== Records for this task

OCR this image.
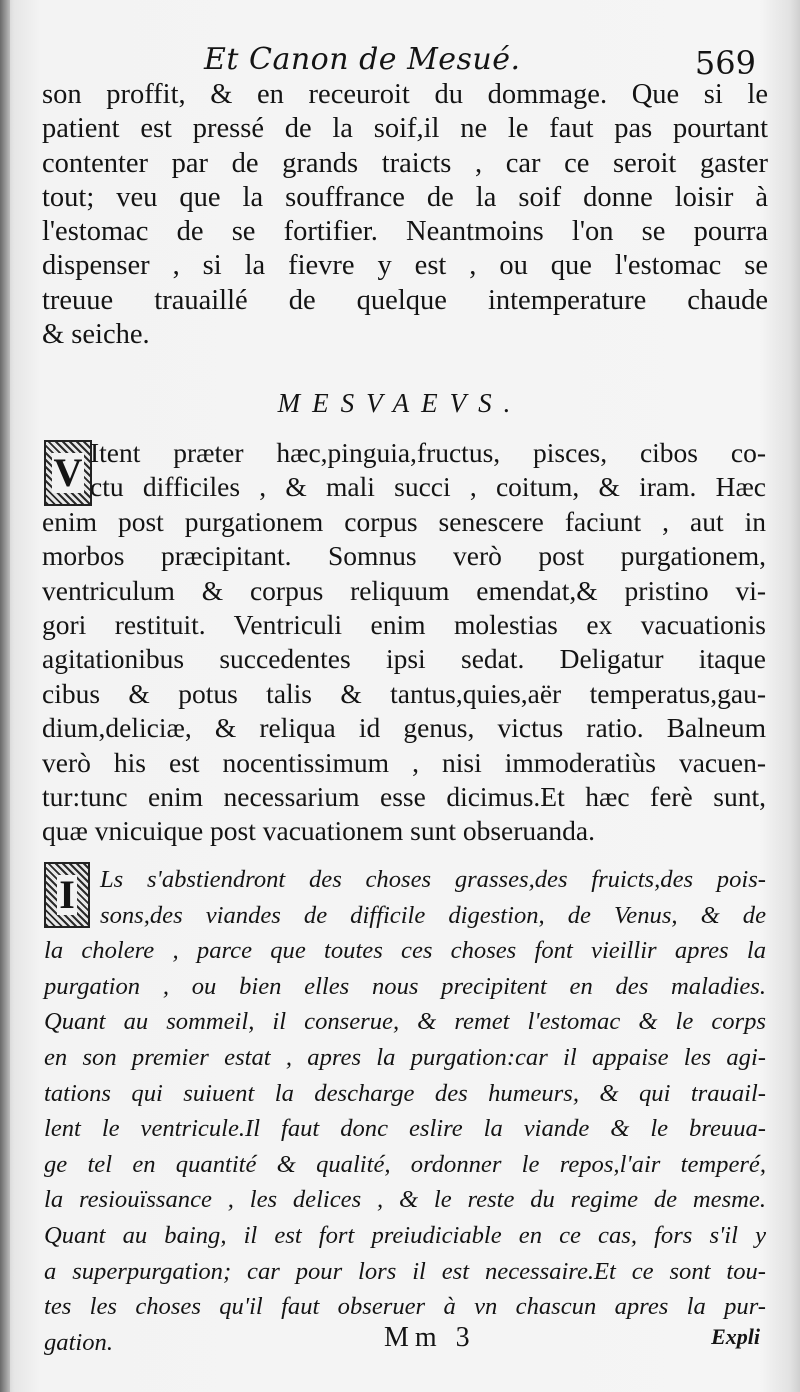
Et Canon de Mesué.	569
son proffit, & en receuroit du dommage. Que si le
patient est pressé de la soif,il ne le faut pas pourtant
contenter par de grands traicts , car ce seroit gaster
tout; veu que la souffrance de la soif donne loisir à
l'estomac de se fortifier. Neantmoins l'on se pourra
dispenser , si la fievre y est , ou que l'estomac se
treuue trauaillé de quelque intemperature chaude
& seiche.
MESVAEVS.
V Itent præter hæc,pinguia,fructus, pisces, cibos co-
ctu difficiles , & mali succi , coitum, & iram. Hæc
enim post purgationem corpus senescere faciunt , aut in
morbos præcipitant. Somnus verò post purgationem,
ventriculum & corpus reliquum emendat,& pristino vi-
gori restituit. Ventriculi enim molestias ex vacuationis
agitationibus succedentes ipsi sedat. Deligatur itaque
cibus & potus talis & tantus,quies,aër temperatus,gau-
dium,deliciæ, & reliqua id genus, victus ratio. Balneum
verò his est nocentissimum , nisi immoderatiùs vacuen-
tur:tunc enim necessarium esse dicimus.Et hæc ferè sunt,
quæ vnicuique post vacuationem sunt obseruanda.
I	Ls s'abstiendront des choses grasses,des fruicts,des pois-
sons,des viandes de difficile digestion, de Venus, & de
la cholere , parce que toutes ces choses font vieillir apres la
purgation , ou bien elles nous precipitent en des maladies.
Quant au sommeil, il conserue, & remet l'estomac & le corps
en son premier estat , apres la purgation:car il appaise les agi-
tations qui suiuent la descharge des humeurs, & qui trauail-
lent le ventricule.Il faut donc eslire la viande & le breuua-
ge tel en quantité & qualité, ordonner le repos,l'air temperé,
la resiouïssance , les delices , & le reste du regime de mesme.
Quant au baing, il est fort preiudiciable en ce cas, fors s'il y
a superpurgation; car pour lors il est necessaire.Et ce sont tou-
tes les choses qu'il faut obseruer à vn chascun apres la pur-
gation.	Mm 3	Expli
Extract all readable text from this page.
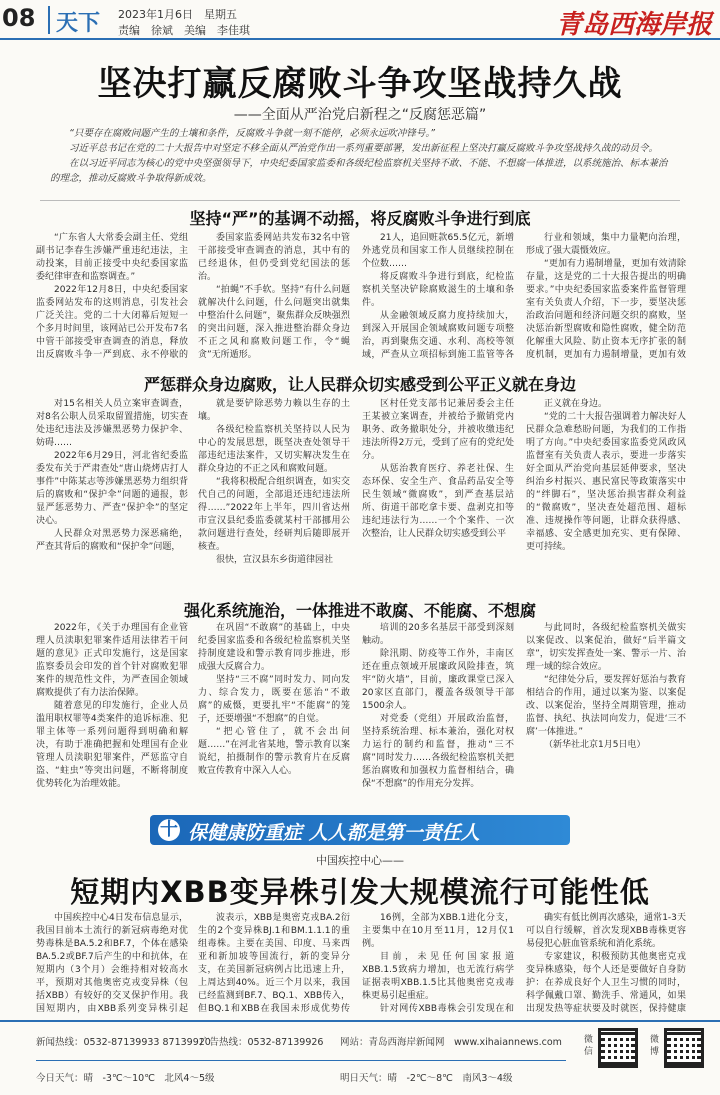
08 天下 2023年1月6日　星期五
责编　徐斌　美编　李佳琪	青岛西海岸报
坚决打赢反腐败斗争攻坚战持久战
——全面从严治党启新程之“反腐惩恶篇”

“只要存在腐败问题产生的土壤和条件，反腐败斗争就一刻不能停，必须永远吹冲锋号。”

习近平总书记在党的二十大报告中对坚定不移全面从严治党作出一系列重要部署，发出新征程上坚决打赢反腐败斗争攻坚战持久战的动员令。

在以习近平同志为核心的党中央坚强领导下，中央纪委国家监委和各级纪检监察机关坚持不敢、不能、不想腐一体推进，以系统施治、标本兼治的理念，推动反腐败斗争取得新成效。

坚持“严”的基调不动摇，将反腐败斗争进行到底

“广东省人大常委会副主任、党组副书记李春生涉嫌严重违纪违法，主动投案，目前正接受中央纪委国家监委纪律审查和监察调查。”

2022年12月8日，中央纪委国家监委网站发布的这则消息，引发社会广泛关注。党的二十大闭幕后短短一个多月时间里，该网站已公开发布7名中管干部接受审查调查的消息，释放出反腐败斗争一严到底、永不停歇的

委国家监委网站共发布32名中管干部接受审查调查的消息，其中有的已经退休，但仍受到党纪国法的惩治。

“拍蝇”不手软。坚持“有什么问题就解决什么问题，什么问题突出就集中整治什么问题”，聚焦群众反映强烈的突出问题，深入推进整治群众身边不正之风和腐败问题工作，令“蝇贪”无所遁形。

21人，追回赃款65.5亿元，新增外逃党员和国家工作人员继续控制在个位数……

将反腐败斗争进行到底，纪检监察机关坚决铲除腐败滋生的土壤和条件。

从金融领域反腐力度持续加大，到深入开展国企领域腐败问题专项整治，再到聚焦交通、水利、高校等领域，严查从立项招标到施工监管等各

行业和领域，集中力量靶向治理，形成了强大震慑效应。

“更加有力遏制增量，更加有效清除存量，这是党的二十大报告提出的明确要求。”中央纪委国家监委案件监督管理室有关负责人介绍，下一步，要坚决惩治政治问题和经济问题交织的腐败，坚决惩治新型腐败和隐性腐败，健全防范化解重大风险、防止资本无序扩张的制度机制，更加有力遏制增量，更加有效

严惩群众身边腐败，让人民群众切实感受到公平正义就在身边

对15名相关人员立案审查调查，对8名公职人员采取留置措施，切实查处违纪违法及涉嫌黑恶势力保护伞、妨碍……

2022年6月29日，河北省纪委监委发布关于严肃查处“唐山烧烤店打人事件”中陈某志等涉嫌黑恶势力组织背后的腐败和“保护伞”问题的通报，彰显严惩恶势力、严查“保护伞”的坚定决心。

人民群众对黑恶势力深恶痛绝，严查其背后的腐败和“保护伞”问题，

就是要铲除恶势力赖以生存的土壤。

各级纪检监察机关坚持以人民为中心的发展思想，既坚决查处领导干部违纪违法案件，又切实解决发生在群众身边的不正之风和腐败问题。

“我将积极配合组织调查，如实交代自己的问题，全部退还违纪违法所得……”2022年上半年，四川省达州市宣汉县纪委监委就某村干部挪用公款问题进行查处，经研判后随即展开核查。

很快，宣汉县东乡街道律园社

区村任党支部书记兼居委会主任王某被立案调查，并被给予撤销党内职务、政务撤职处分，并被收缴违纪违法所得2万元，受到了应有的党纪处分。

从惩治教育医疗、养老社保、生态环保、安全生产、食品药品安全等民生领域“微腐败”，到严查基层站所、街道干部吃拿卡要、盘剥克扣等违纪违法行为……一个个案件、一次次整治，让人民群众切实感受到公平

正义就在身边。

“党的二十大报告强调着力解决好人民群众急难愁盼问题，为我们的工作指明了方向。”中央纪委国家监委党风政风监督室有关负责人表示，要进一步落实好全面从严治党向基层延伸要求，坚决纠治乡村振兴、惠民富民等政策落实中的“绊脚石”，坚决惩治损害群众利益的“微腐败”，坚决查处超范围、超标准、违规操作等问题，让群众获得感、幸福感、安全感更加充实、更有保障、更可持续。

强化系统施治，一体推进不敢腐、不能腐、不想腐

2022年，《关于办理国有企业管理人员渎职犯罪案件适用法律若干问题的意见》正式印发施行，这是国家监察委员会印发的首个针对腐败犯罪案件的规范性文件，为严查国企领域腐败提供了有力法治保障。

随着意见的印发施行，企业人员滥用职权罪等4类案件的追诉标准、犯罪主体等一系列问题得到明确和解决，有助于准确把握和处理国有企业管理人员渎职犯罪案件，严惩监守自盗、“蛀虫”等突出问题，不断将制度优势转化为治理效能。

在巩固“不敢腐”的基础上，中央纪委国家监委和各级纪检监察机关坚持制度建设和警示教育同步推进，形成强大反腐合力。

坚持“三不腐”同时发力、同向发力、综合发力，既要在惩治“不敢腐”的威慑，更要扎牢“不能腐”的笼子，还要增强“不想腐”的自觉。

“把心管住了，就不会出问题……”在河北省某地，警示教育以案说纪，拍摄制作的警示教育片在反腐败宣传教育中深入人心。

培训的20多名基层干部受到深刻触动。

除汛期、防疫等工作外，丰南区还在重点领域开展廉政风险排查，筑牢“防火墙”，目前，廉政课堂已深入20家区直部门，覆盖各级领导干部1500余人。

对党委（党组）开展政治监督，坚持系统治理、标本兼治，强化对权力运行的制约和监督，推动“三不腐”同时发力……各级纪检监察机关把惩治腐败和加强权力监督相结合，确保“不想腐”的作用充分发挥。

与此同时，各级纪检监察机关做实以案促改、以案促治，做好“后半篇文章”，切实发挥查处一案、警示一片、治理一域的综合效应。

“纪律处分后，要发挥好惩治与教育相结合的作用，通过以案为鉴、以案促改、以案促治，坚持全周期管理，推动监督、执纪、执法同向发力，促进‘三不腐’一体推进。”

（新华社北京1月5日电）

十 保健康防重症 人人都是第一责任人
中国疾控中心——
短期内XBB变异株引发大规模流行可能性低

中国疾控中心4日发布信息显示，我国目前本土流行的新冠病毒绝对优势毒株是BA.5.2和BF.7，个体在感染BA.5.2或BF.7后产生的中和抗体，在短期内（3个月）会维持相对较高水平，预期对其他奥密克戎变异株（包括XBB）有较好的交叉保护作用。我国短期内，由XBB系列变异株引起

波表示，XBB是奥密克戎BA.2衍生的2个变异株BJ.1和BM.1.1.1的重组毒株。主要在美国、印度、马来西亚和新加坡等国流行，新的变异分支，在美国新冠病例占比迅速上升，上周达到40%。近三个月以来，我国已经监测到BF.7、BQ.1、XBB传入，但BQ.1和XBB在我国未形成优势传

16例，全部为XBB.1进化分支，主要集中在10月至11月，12月仅1例。

目前，未见任何国家报道XBB.1.5致病力增加，也无流行病学证据表明XBB.1.5比其他奥密克戎毒株更易引起重症。

针对网传XBB毒株会引发现在和

确实有低比例再次感染，通常1-3天可以自行缓解，首次发现XBB毒株更容易侵犯心脏血管系统和消化系统。

专家建议，积极预防其他奥密克戎变异株感染，每个人还是要做好自身防护：在养成良好个人卫生习惯的同时，科学佩戴口罩、勤洗手、常通风，如果出现发热等症状要及时就医，保持健康

新闻热线：0532-87139933 87139920
广告热线：0532-87139926 网站：青岛西海岸新闻网　www.xihaiannews.com
今日天气：晴　-3℃～10℃　北风4～5级	明日天气：晴　-2℃～8℃　南风3～4级
微信
微博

====

Work instructions
Extract lines where the string "以案促治" occurs.

Answer to this problem
与此同时，各级纪检监察机关做实以案促改、以案促治，做好“后半篇文章”，切实发挥查处一案、警示一片、治理一域的综合效应。
“纪律处分后，要发挥好惩治与教育相结合的作用，通过以案为鉴、以案促改、以案促治，坚持全周期管理，推动监督、执纪、执法同向发力，促进‘三不腐’一体推进。”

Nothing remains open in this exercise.